(Stored records)
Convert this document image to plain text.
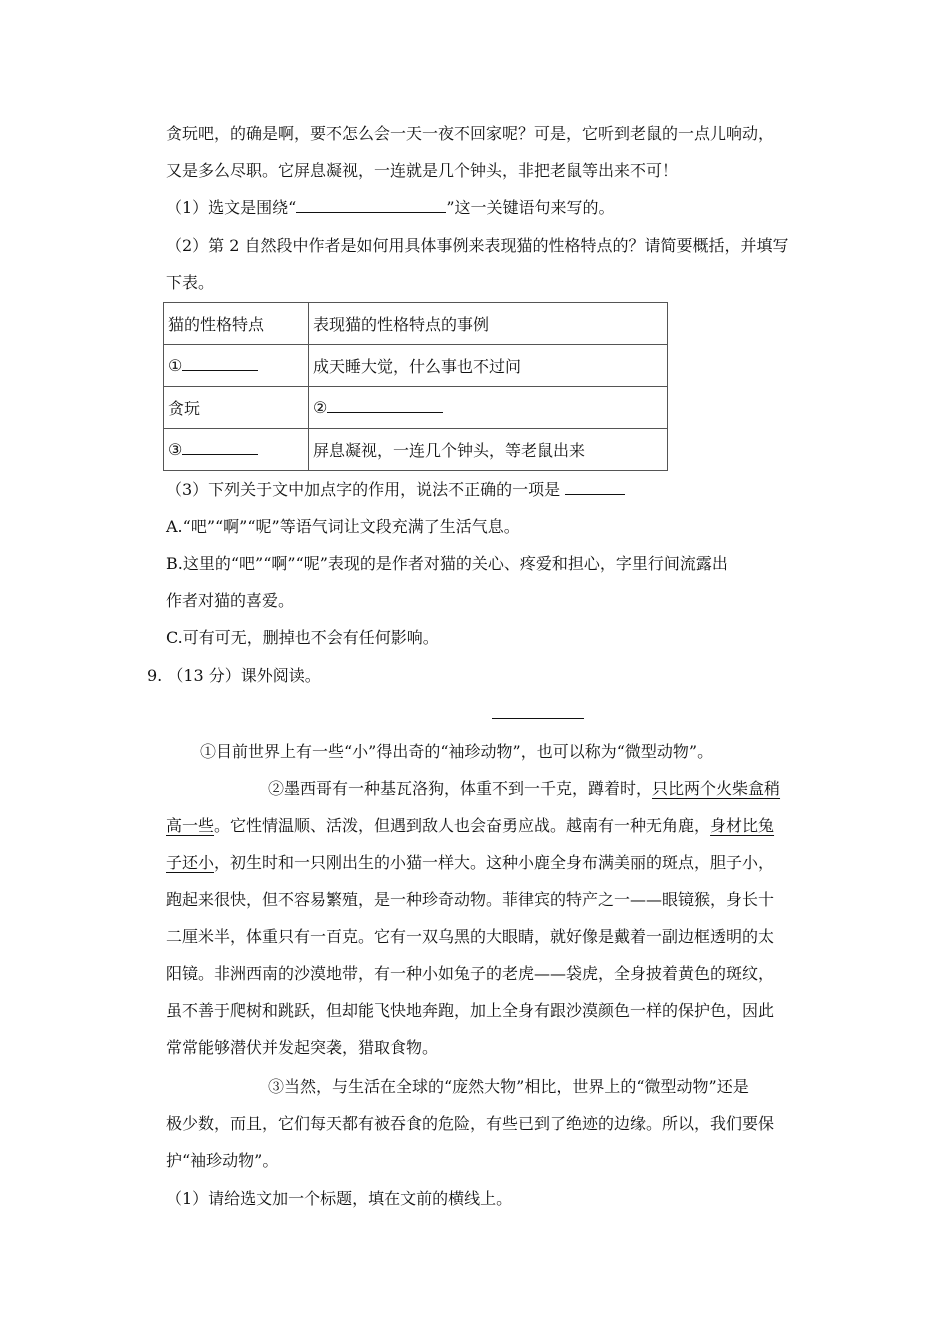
贪玩吧，的确是啊，要不怎么会一天一夜不回家呢？可是，它听到老鼠的一点儿响动，
又是多么尽职。它屏息凝视，一连就是几个钟头，非把老鼠等出来不可！
（1）选文是围绕“	”这一关键语句来写的。
（2）第 2 自然段中作者是如何用具体事例来表现猫的性格特点的？请简要概括，并填写
下表。
猫的性格特点	表现猫的性格特点的事例
①	成天睡大觉，什么事也不过问
贪玩	②
③	屏息凝视，一连几个钟头，等老鼠出来
（3）下列关于文中加点字的作用，说法不正确的一项是
A.“吧”“啊”“呢”等语气词让文段充满了生活气息。
B.这里的“吧”“啊”“呢”表现的是作者对猫的关心、疼爱和担心，字里行间流露出
作者对猫的喜爱。
C.可有可无，删掉也不会有任何影响。
9. （13 分）课外阅读。
①目前世界上有一些“小”得出奇的“袖珍动物”，也可以称为“微型动物”。
②墨西哥有一种基瓦洛狗，体重不到一千克，蹲着时，只比两个火柴盒稍
高一些。它性情温顺、活泼，但遇到敌人也会奋勇应战。越南有一种无角鹿，身材比兔
子还小，初生时和一只刚出生的小猫一样大。这种小鹿全身布满美丽的斑点，胆子小，
跑起来很快，但不容易繁殖，是一种珍奇动物。菲律宾的特产之一——眼镜猴，身长十
二厘米半，体重只有一百克。它有一双乌黑的大眼睛，就好像是戴着一副边框透明的太
阳镜。非洲西南的沙漠地带，有一种小如兔子的老虎——袋虎，全身披着黄色的斑纹，
虽不善于爬树和跳跃，但却能飞快地奔跑，加上全身有跟沙漠颜色一样的保护色，因此
常常能够潜伏并发起突袭，猎取食物。
③当然，与生活在全球的“庞然大物”相比，世界上的“微型动物”还是
极少数，而且，它们每天都有被吞食的危险，有些已到了绝迹的边缘。所以，我们要保
护“袖珍动物”。
（1）请给选文加一个标题，填在文前的横线上。
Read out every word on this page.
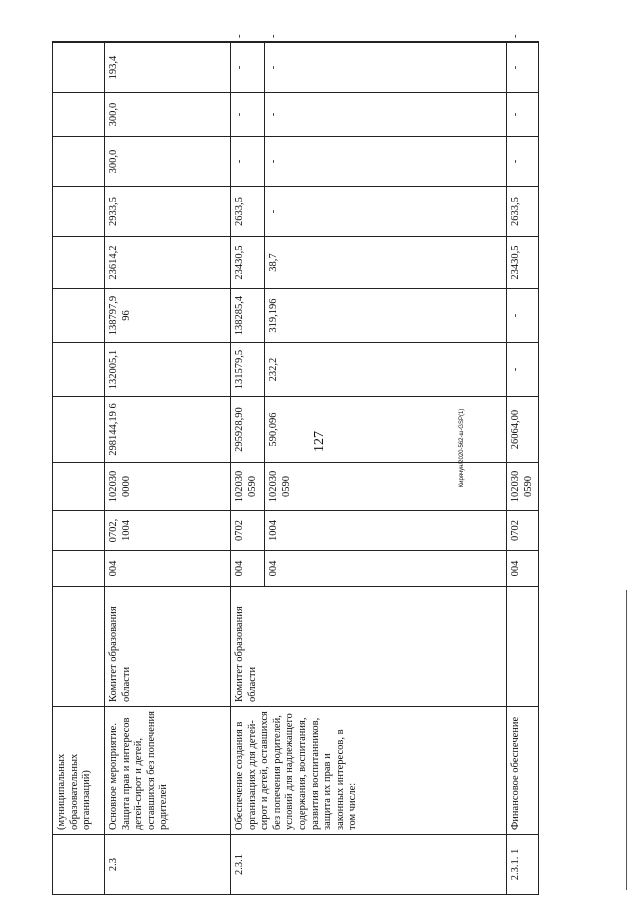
127	Кирячун/2020-562-ш-GSP(1)
	(муниципальных образовательных организаций)													
2.3	Основное мероприятие. Защита прав и интересов детей-сирот и детей, оставшихся без попечения родителей	Комитет образования области	004	0702, 1004	102030 0000	298144,19 6	132005,1	138797,9 96	23614,2	2933,5	300,0	300,0	193,4	
2.3.1	Обеспечение создания в организациях для детей-сирот и детей, оставшихся без попечения родителей, условий для надлежащего содержания, воспитания, развития воспитанников, защита их прав и законных интересов, в том числе:	Комитет образования области	004	0702	102030 0590	295928,90	131579,5	138285,4	23430,5	2633,5	-	-	-	-
			004	1004	102030 0590	590,096	232,2	319,196	38,7	-	-	-	-	-
2.3.1. 1	Финансовое обеспечение		004	0702	102030 0590	26064,00	-	-	23430,5	2633,5	-	-	-	-
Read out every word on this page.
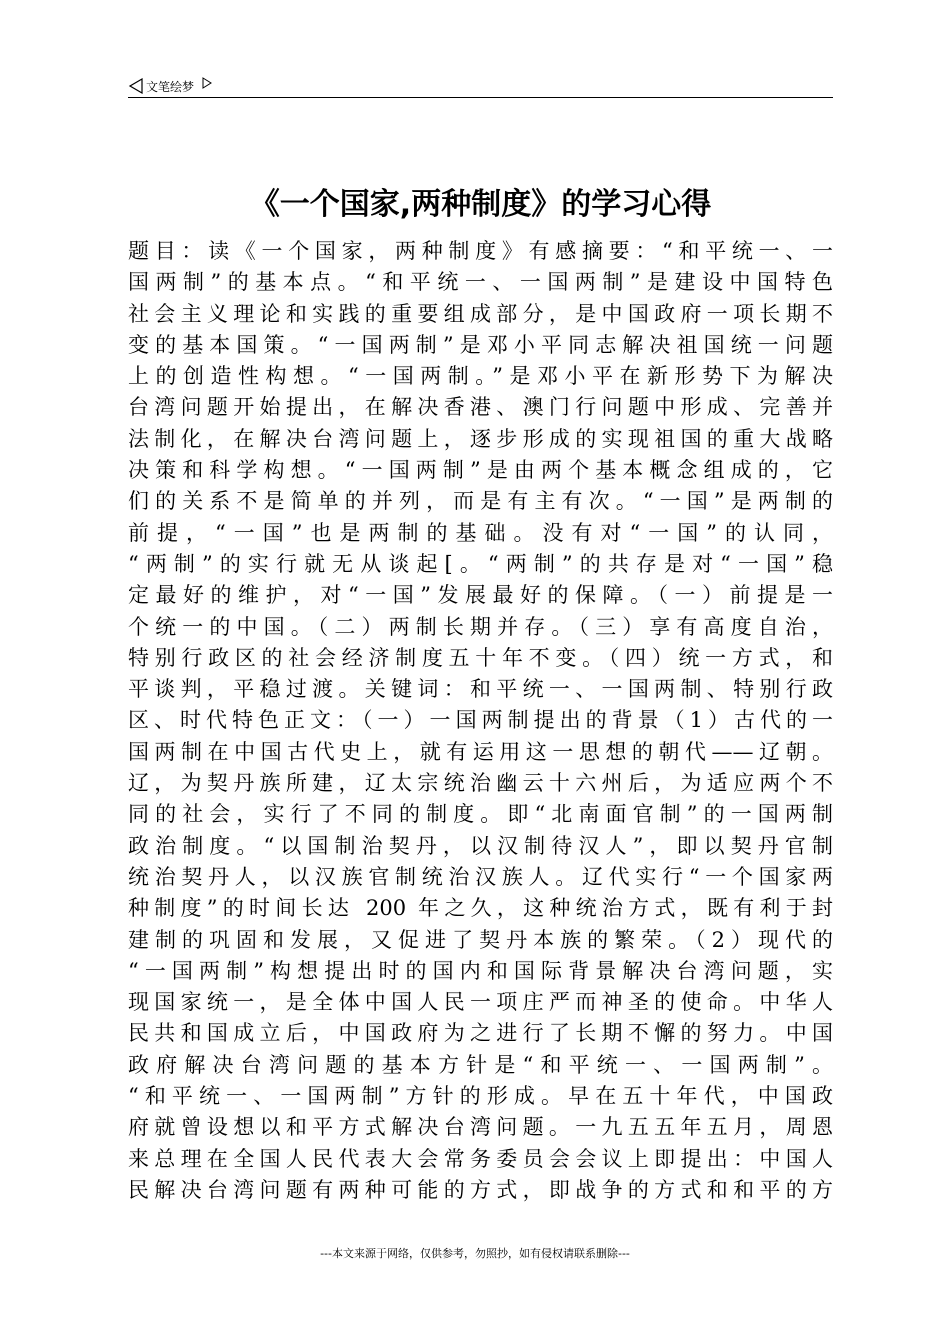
文笔绘梦
《一个国家,两种制度》的学习心得
题目：读《一个国家，两种制度》有感摘要：“和平统一、一
国两制”的基本点。“和平统一、一国两制”是建设中国特色
社会主义理论和实践的重要组成部分，是中国政府一项长期不
变的基本国策。“一国两制”是邓小平同志解决祖国统一问题
上的创造性构想。“一国两制。”是邓小平在新形势下为解决
台湾问题开始提出，在解决香港、澳门行问题中形成、完善并
法制化，在解决台湾问题上，逐步形成的实现祖国的重大战略
决策和科学构想。“一国两制”是由两个基本概念组成的，它
们的关系不是简单的并列，而是有主有次。“一国”是两制的
前提，“一国”也是两制的基础。没有对“一国”的认同，
“两制”的实行就无从谈起[。“两制”的共存是对“一国”稳
定最好的维护，对“一国”发展最好的保障。（一）前提是一
个统一的中国。（二）两制长期并存。（三）享有高度自治，
特别行政区的社会经济制度五十年不变。（四）统一方式，和
平谈判，平稳过渡。关键词：和平统一、一国两制、特别行政
区、时代特色正文：（一）一国两制提出的背景（1）古代的一
国两制在中国古代史上，就有运用这一思想的朝代——辽朝。
辽，为契丹族所建，辽太宗统治幽云十六州后，为适应两个不
同的社会，实行了不同的制度。即“北南面官制”的一国两制
政治制度。“以国制治契丹，以汉制待汉人”，即以契丹官制
统治契丹人，以汉族官制统治汉族人。辽代实行“一个国家两
种制度”的时间长达 200 年之久，这种统治方式，既有利于封
建制的巩固和发展，又促进了契丹本族的繁荣。（2）现代的
“一国两制”构想提出时的国内和国际背景解决台湾问题，实
现国家统一，是全体中国人民一项庄严而神圣的使命。中华人
民共和国成立后，中国政府为之进行了长期不懈的努力。中国
政府解决台湾问题的基本方针是“和平统一、一国两制”。
“和平统一、一国两制”方针的形成。早在五十年代，中国政
府就曾设想以和平方式解决台湾问题。一九五五年五月，周恩
来总理在全国人民代表大会常务委员会会议上即提出：中国人
民解决台湾问题有两种可能的方式，即战争的方式和和平的方
---本文来源于网络，仅供参考，勿照抄，如有侵权请联系删除---
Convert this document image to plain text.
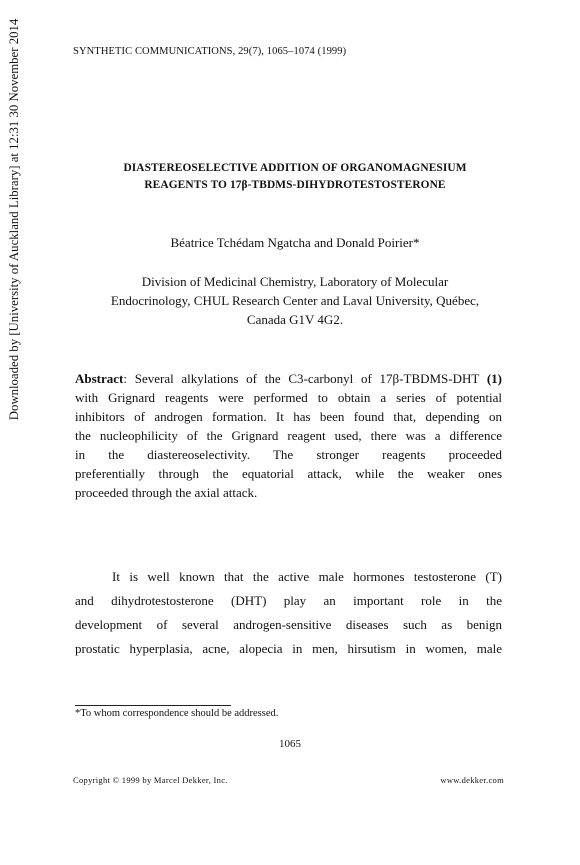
SYNTHETIC COMMUNICATIONS, 29(7), 1065–1074 (1999)
Downloaded by [University of Auckland Library] at 12:31 30 November 2014	DIASTEREOSELECTIVE ADDITION OF ORGANOMAGNESIUM
REAGENTS TO 17β-TBDMS-DIHYDROTESTOSTERONE
Béatrice Tchédam Ngatcha and Donald Poirier*
Division of Medicinal Chemistry, Laboratory of Molecular
Endocrinology, CHUL Research Center and Laval University, Québec,
Canada G1V 4G2.
Abstract: Several alkylations of the C3-carbonyl of 17β-TBDMS-DHT (1)
with Grignard reagents were performed to obtain a series of potential
inhibitors of androgen formation. It has been found that, depending on
the nucleophilicity of the Grignard reagent used, there was a difference
in the diastereoselectivity. The stronger reagents proceeded
preferentially through the equatorial attack, while the weaker ones
proceeded through the axial attack.
It is well known that the active male hormones testosterone (T)
and dihydrotestosterone (DHT) play an important role in the
development of several androgen-sensitive diseases such as benign
prostatic hyperplasia, acne, alopecia in men, hirsutism in women, male
*To whom correspondence should be addressed.
1065
Copyright © 1999 by Marcel Dekker, Inc.	www.dekker.com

• _Your goal_
Extract every line containing the string "that" from the data above.

• _Final result_
inhibitors of androgen formation. It has been found that, depending on
It is well known that the active male hormones testosterone (T)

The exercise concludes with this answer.